▸ Task directions
Reproduce every line of the listing as written, apart from the pictures.

▸ Given records
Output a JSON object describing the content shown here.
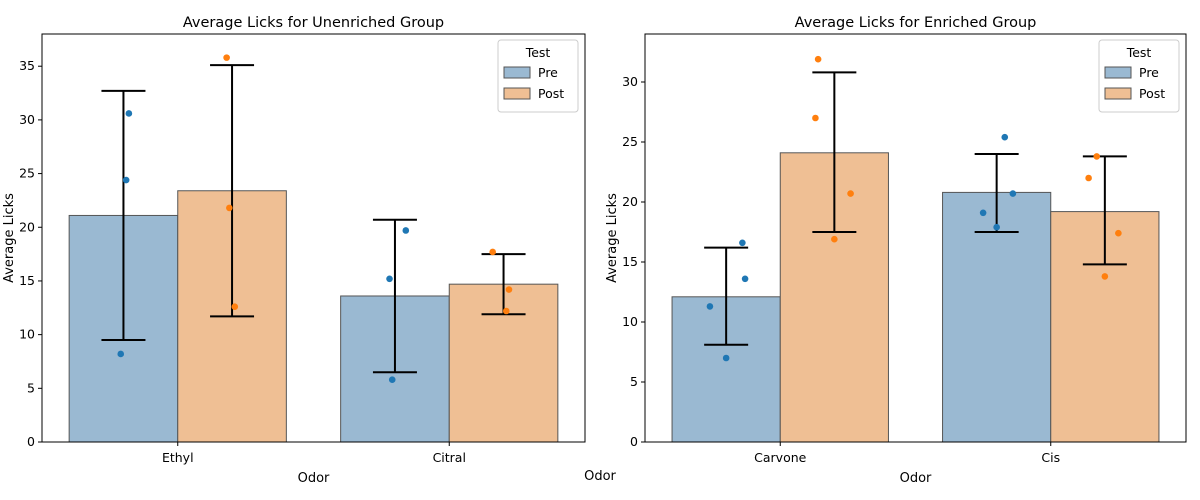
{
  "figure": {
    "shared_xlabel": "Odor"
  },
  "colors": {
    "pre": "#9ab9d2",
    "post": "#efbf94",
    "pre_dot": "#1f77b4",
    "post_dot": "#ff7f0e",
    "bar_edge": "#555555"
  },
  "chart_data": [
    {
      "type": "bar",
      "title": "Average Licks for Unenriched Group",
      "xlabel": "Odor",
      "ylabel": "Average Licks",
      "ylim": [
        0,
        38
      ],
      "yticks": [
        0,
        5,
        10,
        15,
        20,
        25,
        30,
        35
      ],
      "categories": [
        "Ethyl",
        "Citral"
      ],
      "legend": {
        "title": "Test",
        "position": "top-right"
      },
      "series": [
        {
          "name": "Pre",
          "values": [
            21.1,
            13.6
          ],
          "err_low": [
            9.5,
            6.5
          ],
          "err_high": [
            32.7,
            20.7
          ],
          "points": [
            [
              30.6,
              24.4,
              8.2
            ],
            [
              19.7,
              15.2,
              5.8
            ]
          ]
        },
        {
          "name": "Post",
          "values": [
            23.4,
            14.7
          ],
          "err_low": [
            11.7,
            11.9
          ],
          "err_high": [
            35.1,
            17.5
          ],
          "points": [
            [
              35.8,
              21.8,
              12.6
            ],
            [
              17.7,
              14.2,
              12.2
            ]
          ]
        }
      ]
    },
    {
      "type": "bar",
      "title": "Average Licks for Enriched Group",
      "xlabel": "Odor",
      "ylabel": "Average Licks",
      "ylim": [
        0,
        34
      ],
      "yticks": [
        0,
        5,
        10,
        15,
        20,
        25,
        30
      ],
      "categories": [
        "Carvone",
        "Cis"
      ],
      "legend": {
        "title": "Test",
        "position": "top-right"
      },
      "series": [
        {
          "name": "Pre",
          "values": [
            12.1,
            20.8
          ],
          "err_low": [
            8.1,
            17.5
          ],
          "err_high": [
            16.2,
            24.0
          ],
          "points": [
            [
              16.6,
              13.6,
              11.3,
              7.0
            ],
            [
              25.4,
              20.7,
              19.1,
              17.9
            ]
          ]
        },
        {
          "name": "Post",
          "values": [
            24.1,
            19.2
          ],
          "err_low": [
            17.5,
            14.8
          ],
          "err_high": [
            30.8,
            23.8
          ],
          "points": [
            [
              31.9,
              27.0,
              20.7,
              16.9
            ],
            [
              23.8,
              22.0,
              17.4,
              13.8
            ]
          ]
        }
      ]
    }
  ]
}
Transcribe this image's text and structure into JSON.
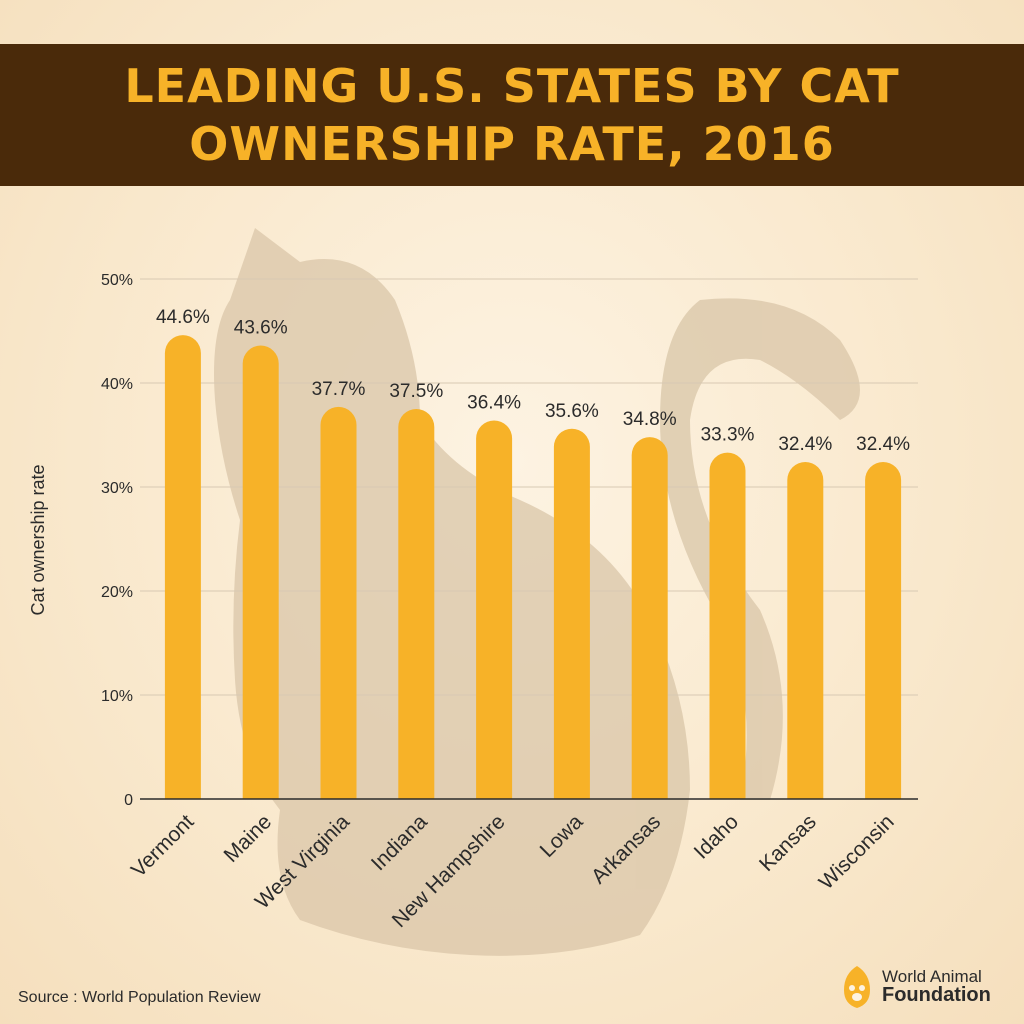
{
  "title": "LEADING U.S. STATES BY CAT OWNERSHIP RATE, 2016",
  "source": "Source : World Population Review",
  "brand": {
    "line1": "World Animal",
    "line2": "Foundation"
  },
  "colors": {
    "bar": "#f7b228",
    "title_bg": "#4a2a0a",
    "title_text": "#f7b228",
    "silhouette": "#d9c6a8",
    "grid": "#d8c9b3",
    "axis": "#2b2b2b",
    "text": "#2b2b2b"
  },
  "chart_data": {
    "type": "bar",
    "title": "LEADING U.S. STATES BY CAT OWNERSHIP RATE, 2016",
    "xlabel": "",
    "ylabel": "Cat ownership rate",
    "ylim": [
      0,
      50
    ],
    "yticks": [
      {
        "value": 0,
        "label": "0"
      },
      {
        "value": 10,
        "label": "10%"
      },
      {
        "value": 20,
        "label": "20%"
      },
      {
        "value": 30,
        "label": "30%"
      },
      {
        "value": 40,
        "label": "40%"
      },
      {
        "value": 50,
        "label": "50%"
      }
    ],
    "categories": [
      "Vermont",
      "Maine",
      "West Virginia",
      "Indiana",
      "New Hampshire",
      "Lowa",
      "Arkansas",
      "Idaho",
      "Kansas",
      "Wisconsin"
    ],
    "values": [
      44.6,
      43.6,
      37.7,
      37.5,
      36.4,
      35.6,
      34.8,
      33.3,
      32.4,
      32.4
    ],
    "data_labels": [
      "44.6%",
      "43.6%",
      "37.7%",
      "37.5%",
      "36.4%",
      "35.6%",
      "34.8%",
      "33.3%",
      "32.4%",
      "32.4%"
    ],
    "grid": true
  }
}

▸ Task response
Output a JSON object describing the content shown here.
{
  "figure": {
    "shared_xlabel": "Odor"
  },
  "colors": {
    "pre": "#9ab9d2",
    "post": "#efbf94",
    "pre_dot": "#1f77b4",
    "post_dot": "#ff7f0e",
    "bar_edge": "#555555"
  },
  "chart_data": [
    {
      "type": "bar",
      "title": "Average Licks for Unenriched Group",
      "xlabel": "Odor",
      "ylabel": "Average Licks",
      "ylim": [
        0,
        38
      ],
      "yticks": [
        0,
        5,
        10,
        15,
        20,
        25,
        30,
        35
      ],
      "categories": [
        "Ethyl",
        "Citral"
      ],
      "legend": {
        "title": "Test",
        "position": "top-right"
      },
      "series": [
        {
          "name": "Pre",
          "values": [
            21.1,
            13.6
          ],
          "err_low": [
            9.5,
            6.5
          ],
          "err_high": [
            32.7,
            20.7
          ],
          "points": [
            [
              30.6,
              24.4,
              8.2
            ],
            [
              19.7,
              15.2,
              5.8
            ]
          ]
        },
        {
          "name": "Post",
          "values": [
            23.4,
            14.7
          ],
          "err_low": [
            11.7,
            11.9
          ],
          "err_high": [
            35.1,
            17.5
          ],
          "points": [
            [
              35.8,
              21.8,
              12.6
            ],
            [
              17.7,
              14.2,
              12.2
            ]
          ]
        }
      ]
    },
    {
      "type": "bar",
      "title": "Average Licks for Enriched Group",
      "xlabel": "Odor",
      "ylabel": "Average Licks",
      "ylim": [
        0,
        34
      ],
      "yticks": [
        0,
        5,
        10,
        15,
        20,
        25,
        30
      ],
      "categories": [
        "Carvone",
        "Cis"
      ],
      "legend": {
        "title": "Test",
        "position": "top-right"
      },
      "series": [
        {
          "name": "Pre",
          "values": [
            12.1,
            20.8
          ],
          "err_low": [
            8.1,
            17.5
          ],
          "err_high": [
            16.2,
            24.0
          ],
          "points": [
            [
              16.6,
              13.6,
              11.3,
              7.0
            ],
            [
              25.4,
              20.7,
              19.1,
              17.9
            ]
          ]
        },
        {
          "name": "Post",
          "values": [
            24.1,
            19.2
          ],
          "err_low": [
            17.5,
            14.8
          ],
          "err_high": [
            30.8,
            23.8
          ],
          "points": [
            [
              31.9,
              27.0,
              20.7,
              16.9
            ],
            [
              23.8,
              22.0,
              17.4,
              13.8
            ]
          ]
        }
      ]
    }
  ]
}
Transcribe this image's text and structure into JSON.
{
  "title": "LEADING U.S. STATES BY CAT OWNERSHIP RATE, 2016",
  "source": "Source : World Population Review",
  "brand": {
    "line1": "World Animal",
    "line2": "Foundation"
  },
  "colors": {
    "bar": "#f7b228",
    "title_bg": "#4a2a0a",
    "title_text": "#f7b228",
    "silhouette": "#d9c6a8",
    "grid": "#d8c9b3",
    "axis": "#2b2b2b",
    "text": "#2b2b2b"
  },
  "chart_data": {
    "type": "bar",
    "title": "LEADING U.S. STATES BY CAT OWNERSHIP RATE, 2016",
    "xlabel": "",
    "ylabel": "Cat ownership rate",
    "ylim": [
      0,
      50
    ],
    "yticks": [
      {
        "value": 0,
        "label": "0"
      },
      {
        "value": 10,
        "label": "10%"
      },
      {
        "value": 20,
        "label": "20%"
      },
      {
        "value": 30,
        "label": "30%"
      },
      {
        "value": 40,
        "label": "40%"
      },
      {
        "value": 50,
        "label": "50%"
      }
    ],
    "categories": [
      "Vermont",
      "Maine",
      "West Virginia",
      "Indiana",
      "New Hampshire",
      "Lowa",
      "Arkansas",
      "Idaho",
      "Kansas",
      "Wisconsin"
    ],
    "values": [
      44.6,
      43.6,
      37.7,
      37.5,
      36.4,
      35.6,
      34.8,
      33.3,
      32.4,
      32.4
    ],
    "data_labels": [
      "44.6%",
      "43.6%",
      "37.7%",
      "37.5%",
      "36.4%",
      "35.6%",
      "34.8%",
      "33.3%",
      "32.4%",
      "32.4%"
    ],
    "grid": true
  }
}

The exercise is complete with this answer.